#### LISTED RECORDS
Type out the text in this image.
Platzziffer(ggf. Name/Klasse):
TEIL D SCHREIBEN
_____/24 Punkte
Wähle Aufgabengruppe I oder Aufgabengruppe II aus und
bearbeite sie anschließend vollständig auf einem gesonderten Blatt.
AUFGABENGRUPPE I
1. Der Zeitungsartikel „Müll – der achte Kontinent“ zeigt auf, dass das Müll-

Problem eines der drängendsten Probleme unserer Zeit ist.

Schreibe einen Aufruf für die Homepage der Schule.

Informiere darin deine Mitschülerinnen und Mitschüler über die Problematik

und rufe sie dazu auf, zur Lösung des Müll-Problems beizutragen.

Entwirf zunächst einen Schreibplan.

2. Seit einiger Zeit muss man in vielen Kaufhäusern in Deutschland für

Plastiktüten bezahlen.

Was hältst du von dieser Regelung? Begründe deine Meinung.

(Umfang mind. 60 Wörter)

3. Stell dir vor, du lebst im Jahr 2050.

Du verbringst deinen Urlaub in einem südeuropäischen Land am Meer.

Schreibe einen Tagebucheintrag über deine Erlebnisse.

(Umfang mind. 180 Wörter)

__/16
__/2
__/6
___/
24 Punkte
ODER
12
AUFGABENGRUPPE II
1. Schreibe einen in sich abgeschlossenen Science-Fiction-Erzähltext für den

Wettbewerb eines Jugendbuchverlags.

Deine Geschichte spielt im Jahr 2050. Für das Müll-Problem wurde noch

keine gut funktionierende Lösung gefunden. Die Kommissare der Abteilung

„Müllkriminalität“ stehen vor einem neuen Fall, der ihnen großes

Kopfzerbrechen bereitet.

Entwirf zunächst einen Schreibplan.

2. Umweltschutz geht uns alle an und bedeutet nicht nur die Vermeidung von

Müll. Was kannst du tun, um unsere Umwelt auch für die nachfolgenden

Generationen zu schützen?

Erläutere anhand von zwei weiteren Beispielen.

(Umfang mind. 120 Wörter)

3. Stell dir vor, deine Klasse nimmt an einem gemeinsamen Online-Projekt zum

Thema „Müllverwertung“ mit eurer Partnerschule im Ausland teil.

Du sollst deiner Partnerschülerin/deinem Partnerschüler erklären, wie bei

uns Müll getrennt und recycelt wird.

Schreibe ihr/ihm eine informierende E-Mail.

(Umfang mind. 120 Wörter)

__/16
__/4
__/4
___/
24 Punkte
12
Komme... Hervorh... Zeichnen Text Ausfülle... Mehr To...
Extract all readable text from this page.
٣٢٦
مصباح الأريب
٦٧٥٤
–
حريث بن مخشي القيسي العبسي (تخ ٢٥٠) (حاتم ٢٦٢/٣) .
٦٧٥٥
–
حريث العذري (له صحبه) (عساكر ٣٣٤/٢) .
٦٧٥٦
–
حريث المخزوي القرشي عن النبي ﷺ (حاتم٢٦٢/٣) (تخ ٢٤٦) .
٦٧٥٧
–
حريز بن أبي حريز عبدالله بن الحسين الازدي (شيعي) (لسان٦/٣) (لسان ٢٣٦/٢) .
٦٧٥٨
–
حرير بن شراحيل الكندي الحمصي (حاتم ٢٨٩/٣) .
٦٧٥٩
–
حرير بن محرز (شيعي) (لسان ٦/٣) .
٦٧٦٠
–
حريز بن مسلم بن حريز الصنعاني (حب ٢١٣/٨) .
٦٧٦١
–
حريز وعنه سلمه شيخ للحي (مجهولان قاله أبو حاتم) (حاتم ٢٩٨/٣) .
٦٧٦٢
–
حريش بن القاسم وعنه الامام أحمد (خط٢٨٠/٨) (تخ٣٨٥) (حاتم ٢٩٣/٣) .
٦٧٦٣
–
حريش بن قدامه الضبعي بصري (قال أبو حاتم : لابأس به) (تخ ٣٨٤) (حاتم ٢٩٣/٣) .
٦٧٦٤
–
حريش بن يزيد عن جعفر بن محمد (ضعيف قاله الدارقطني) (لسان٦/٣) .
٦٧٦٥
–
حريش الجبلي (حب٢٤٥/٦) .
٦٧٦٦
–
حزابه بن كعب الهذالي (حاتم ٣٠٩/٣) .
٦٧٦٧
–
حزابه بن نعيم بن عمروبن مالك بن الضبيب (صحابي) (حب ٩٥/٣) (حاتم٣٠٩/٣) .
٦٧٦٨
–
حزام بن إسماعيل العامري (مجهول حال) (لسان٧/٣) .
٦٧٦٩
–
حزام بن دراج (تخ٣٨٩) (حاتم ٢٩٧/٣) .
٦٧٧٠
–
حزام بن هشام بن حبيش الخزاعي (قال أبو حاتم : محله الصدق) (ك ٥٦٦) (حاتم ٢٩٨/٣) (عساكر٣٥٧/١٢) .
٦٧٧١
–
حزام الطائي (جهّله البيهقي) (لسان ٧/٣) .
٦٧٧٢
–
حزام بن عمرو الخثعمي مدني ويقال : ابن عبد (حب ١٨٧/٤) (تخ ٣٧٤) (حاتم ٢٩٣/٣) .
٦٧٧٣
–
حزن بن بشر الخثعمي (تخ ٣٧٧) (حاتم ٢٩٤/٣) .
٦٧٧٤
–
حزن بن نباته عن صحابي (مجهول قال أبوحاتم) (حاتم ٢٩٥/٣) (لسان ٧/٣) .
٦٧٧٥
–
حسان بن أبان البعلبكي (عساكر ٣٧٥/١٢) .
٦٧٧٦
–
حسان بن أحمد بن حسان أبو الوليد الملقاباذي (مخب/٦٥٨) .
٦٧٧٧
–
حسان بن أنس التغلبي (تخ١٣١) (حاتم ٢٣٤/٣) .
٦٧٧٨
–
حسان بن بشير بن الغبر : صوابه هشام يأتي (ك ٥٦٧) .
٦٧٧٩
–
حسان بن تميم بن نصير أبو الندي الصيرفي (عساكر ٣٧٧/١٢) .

#### PROBLEM
Using the material above, count the lines containing the word "Wörter". Reply with the number alone.

#### TASK OUTPUT
4